------ INPUT DATA ------

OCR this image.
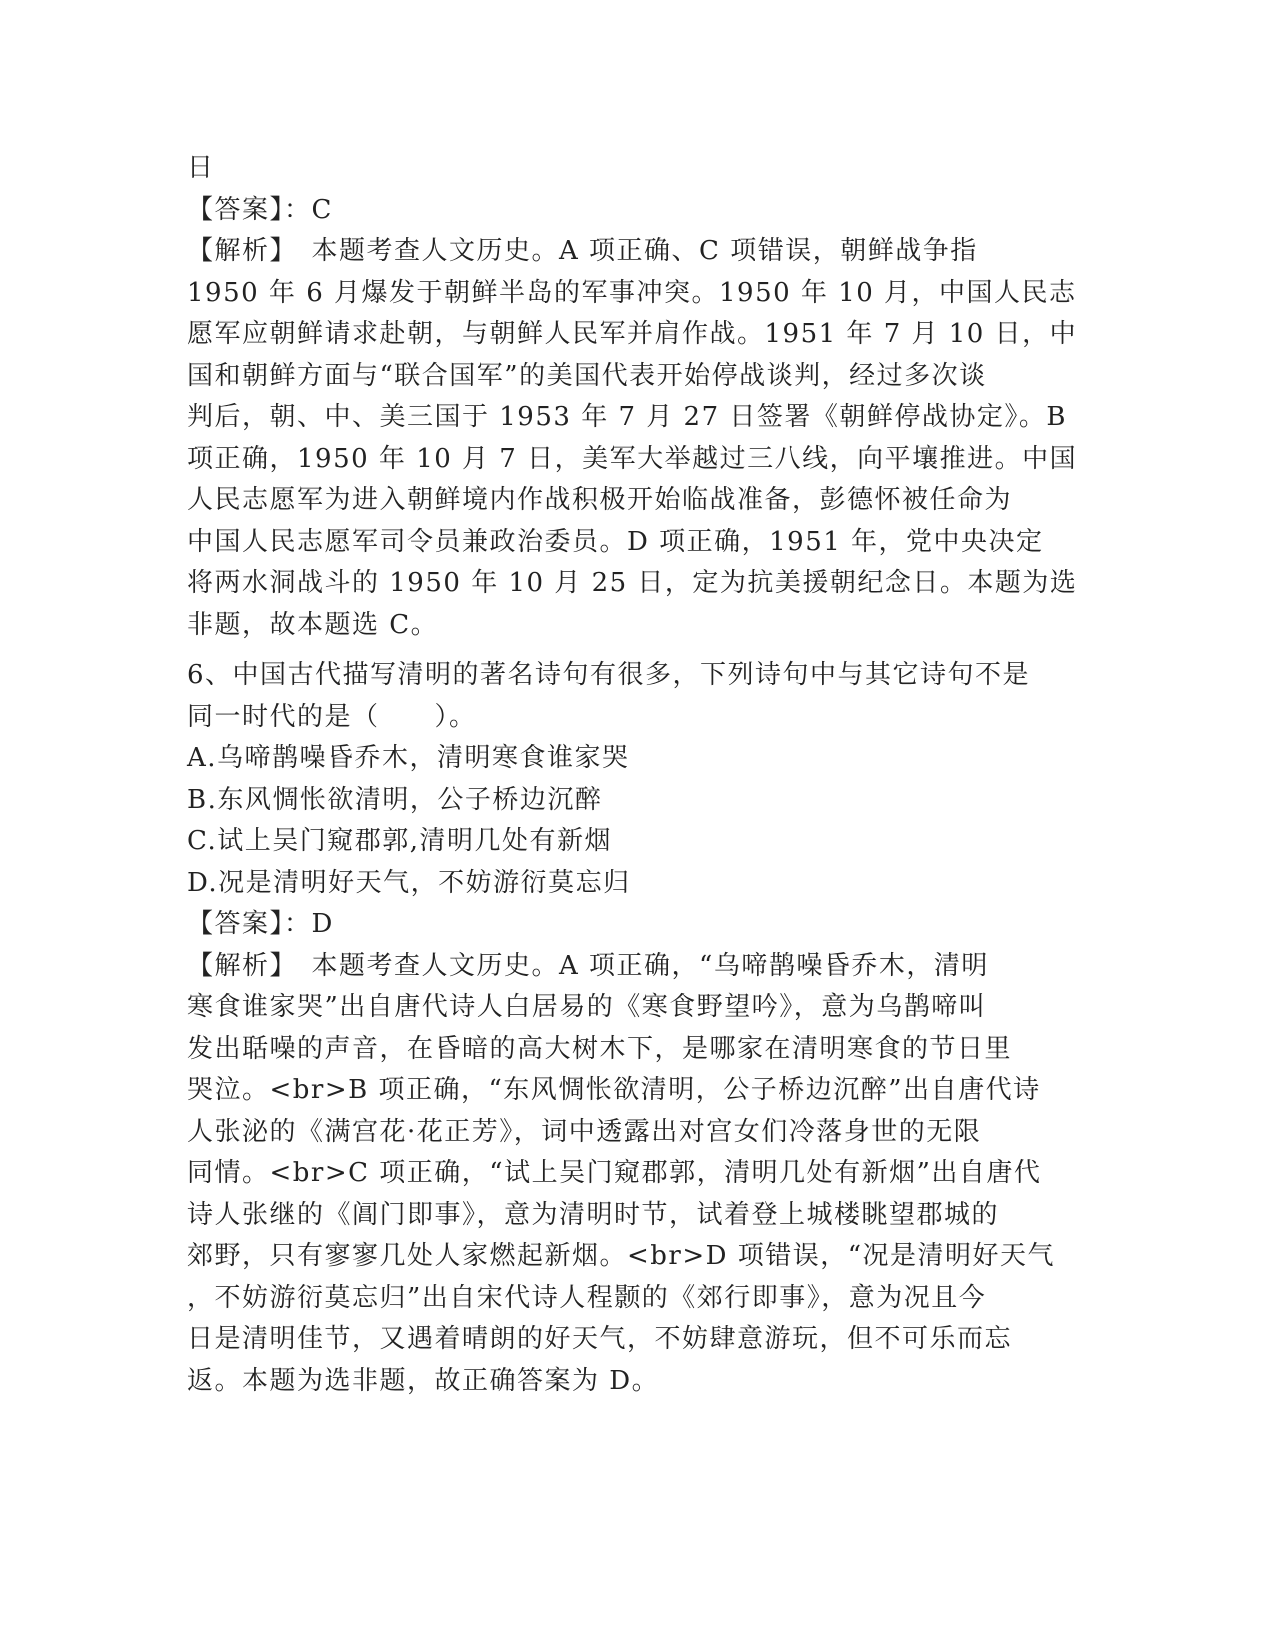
日
【答案】：C
【解析】　本题考查人文历史。A 项正确、C 项错误，朝鲜战争指
1950 年 6 月爆发于朝鲜半岛的军事冲突。1950 年 10 月，中国人民志
愿军应朝鲜请求赴朝，与朝鲜人民军并肩作战。1951 年 7 月 10 日，中
国和朝鲜方面与“联合国军”的美国代表开始停战谈判，经过多次谈
判后，朝、中、美三国于 1953 年 7 月 27 日签署《朝鲜停战协定》。B
项正确，1950 年 10 月 7 日，美军大举越过三八线，向平壤推进。中国
人民志愿军为进入朝鲜境内作战积极开始临战准备，彭德怀被任命为
中国人民志愿军司令员兼政治委员。D 项正确，1951 年，党中央决定
将两水洞战斗的 1950 年 10 月 25 日，定为抗美援朝纪念日。本题为选
非题，故本题选 C。
6、中国古代描写清明的著名诗句有很多，下列诗句中与其它诗句不是
同一时代的是（　　）。
A.乌啼鹊噪昏乔木，清明寒食谁家哭
B.东风惆怅欲清明，公子桥边沉醉
C.试上吴门窥郡郭,清明几处有新烟
D.况是清明好天气，不妨游衍莫忘归
【答案】：D
【解析】　本题考查人文历史。A 项正确，“乌啼鹊噪昏乔木，清明
寒食谁家哭”出自唐代诗人白居易的《寒食野望吟》，意为乌鹊啼叫
发出聒噪的声音，在昏暗的高大树木下，是哪家在清明寒食的节日里
哭泣。<br>B 项正确，“东风惆怅欲清明，公子桥边沉醉”出自唐代诗
人张泌的《满宫花·花正芳》，词中透露出对宫女们冷落身世的无限
同情。<br>C 项正确，“试上吴门窥郡郭，清明几处有新烟”出自唐代
诗人张继的《阊门即事》，意为清明时节，试着登上城楼眺望郡城的
郊野，只有寥寥几处人家燃起新烟。<br>D 项错误，“况是清明好天气
，不妨游衍莫忘归”出自宋代诗人程颢的《郊行即事》，意为况且今
日是清明佳节，又遇着晴朗的好天气，不妨肆意游玩，但不可乐而忘
返。本题为选非题，故正确答案为 D。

------

INSTRUCTIONS TO FOLLOW:
From the data above, write out everything exactly except the pictures.

WRITTEN SOLUTION:
OCR this image.
日
【答案】：C
【解析】　本题考查人文历史。A 项正确、C 项错误，朝鲜战争指
1950 年 6 月爆发于朝鲜半岛的军事冲突。1950 年 10 月，中国人民志
愿军应朝鲜请求赴朝，与朝鲜人民军并肩作战。1951 年 7 月 10 日，中
国和朝鲜方面与“联合国军”的美国代表开始停战谈判，经过多次谈
判后，朝、中、美三国于 1953 年 7 月 27 日签署《朝鲜停战协定》。B
项正确，1950 年 10 月 7 日，美军大举越过三八线，向平壤推进。中国
人民志愿军为进入朝鲜境内作战积极开始临战准备，彭德怀被任命为
中国人民志愿军司令员兼政治委员。D 项正确，1951 年，党中央决定
将两水洞战斗的 1950 年 10 月 25 日，定为抗美援朝纪念日。本题为选
非题，故本题选 C。
6、中国古代描写清明的著名诗句有很多，下列诗句中与其它诗句不是
同一时代的是（　　）。
A.乌啼鹊噪昏乔木，清明寒食谁家哭
B.东风惆怅欲清明，公子桥边沉醉
C.试上吴门窥郡郭,清明几处有新烟
D.况是清明好天气，不妨游衍莫忘归
【答案】：D
【解析】　本题考查人文历史。A 项正确，“乌啼鹊噪昏乔木，清明
寒食谁家哭”出自唐代诗人白居易的《寒食野望吟》，意为乌鹊啼叫
发出聒噪的声音，在昏暗的高大树木下，是哪家在清明寒食的节日里
哭泣。<br>B 项正确，“东风惆怅欲清明，公子桥边沉醉”出自唐代诗
人张泌的《满宫花·花正芳》，词中透露出对宫女们冷落身世的无限
同情。<br>C 项正确，“试上吴门窥郡郭，清明几处有新烟”出自唐代
诗人张继的《阊门即事》，意为清明时节，试着登上城楼眺望郡城的
郊野，只有寥寥几处人家燃起新烟。<br>D 项错误，“况是清明好天气
，不妨游衍莫忘归”出自宋代诗人程颢的《郊行即事》，意为况且今
日是清明佳节，又遇着晴朗的好天气，不妨肆意游玩，但不可乐而忘
返。本题为选非题，故正确答案为 D。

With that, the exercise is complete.